>> START

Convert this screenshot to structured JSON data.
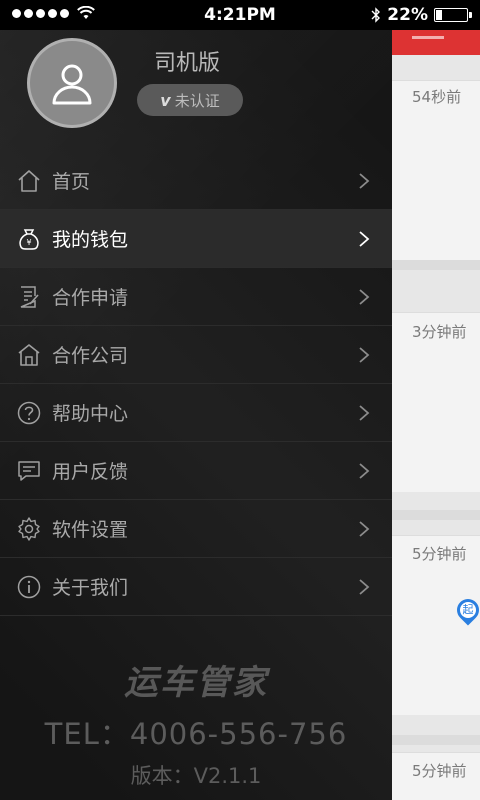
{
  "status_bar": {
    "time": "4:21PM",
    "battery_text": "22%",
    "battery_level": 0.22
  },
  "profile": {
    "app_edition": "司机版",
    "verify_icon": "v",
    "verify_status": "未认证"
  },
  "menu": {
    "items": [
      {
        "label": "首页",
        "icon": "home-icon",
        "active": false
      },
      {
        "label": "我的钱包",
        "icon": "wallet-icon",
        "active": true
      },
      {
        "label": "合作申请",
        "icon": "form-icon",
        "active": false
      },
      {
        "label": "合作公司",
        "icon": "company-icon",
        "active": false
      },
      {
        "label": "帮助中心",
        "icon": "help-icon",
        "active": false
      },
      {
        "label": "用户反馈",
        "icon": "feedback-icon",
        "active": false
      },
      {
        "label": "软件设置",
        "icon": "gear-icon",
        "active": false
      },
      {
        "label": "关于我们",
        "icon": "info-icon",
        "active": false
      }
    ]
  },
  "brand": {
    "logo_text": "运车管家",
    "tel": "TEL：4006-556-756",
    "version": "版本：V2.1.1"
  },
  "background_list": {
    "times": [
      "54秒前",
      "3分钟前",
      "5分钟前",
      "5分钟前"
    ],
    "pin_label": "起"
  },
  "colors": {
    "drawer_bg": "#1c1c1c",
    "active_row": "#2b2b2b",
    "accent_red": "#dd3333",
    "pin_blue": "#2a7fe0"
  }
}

>> END

- THE REQUEST:
Return the listing above in full and without alteration, excluding its pictures.

- ANSWER TO THIS PROBLEM:
Convert this screenshot to structured JSON data.
{
  "status_bar": {
    "time": "4:21PM",
    "battery_text": "22%",
    "battery_level": 0.22
  },
  "profile": {
    "app_edition": "司机版",
    "verify_icon": "v",
    "verify_status": "未认证"
  },
  "menu": {
    "items": [
      {
        "label": "首页",
        "icon": "home-icon",
        "active": false
      },
      {
        "label": "我的钱包",
        "icon": "wallet-icon",
        "active": true
      },
      {
        "label": "合作申请",
        "icon": "form-icon",
        "active": false
      },
      {
        "label": "合作公司",
        "icon": "company-icon",
        "active": false
      },
      {
        "label": "帮助中心",
        "icon": "help-icon",
        "active": false
      },
      {
        "label": "用户反馈",
        "icon": "feedback-icon",
        "active": false
      },
      {
        "label": "软件设置",
        "icon": "gear-icon",
        "active": false
      },
      {
        "label": "关于我们",
        "icon": "info-icon",
        "active": false
      }
    ]
  },
  "brand": {
    "logo_text": "运车管家",
    "tel": "TEL：4006-556-756",
    "version": "版本：V2.1.1"
  },
  "background_list": {
    "times": [
      "54秒前",
      "3分钟前",
      "5分钟前",
      "5分钟前"
    ],
    "pin_label": "起"
  },
  "colors": {
    "drawer_bg": "#1c1c1c",
    "active_row": "#2b2b2b",
    "accent_red": "#dd3333",
    "pin_blue": "#2a7fe0"
  }
}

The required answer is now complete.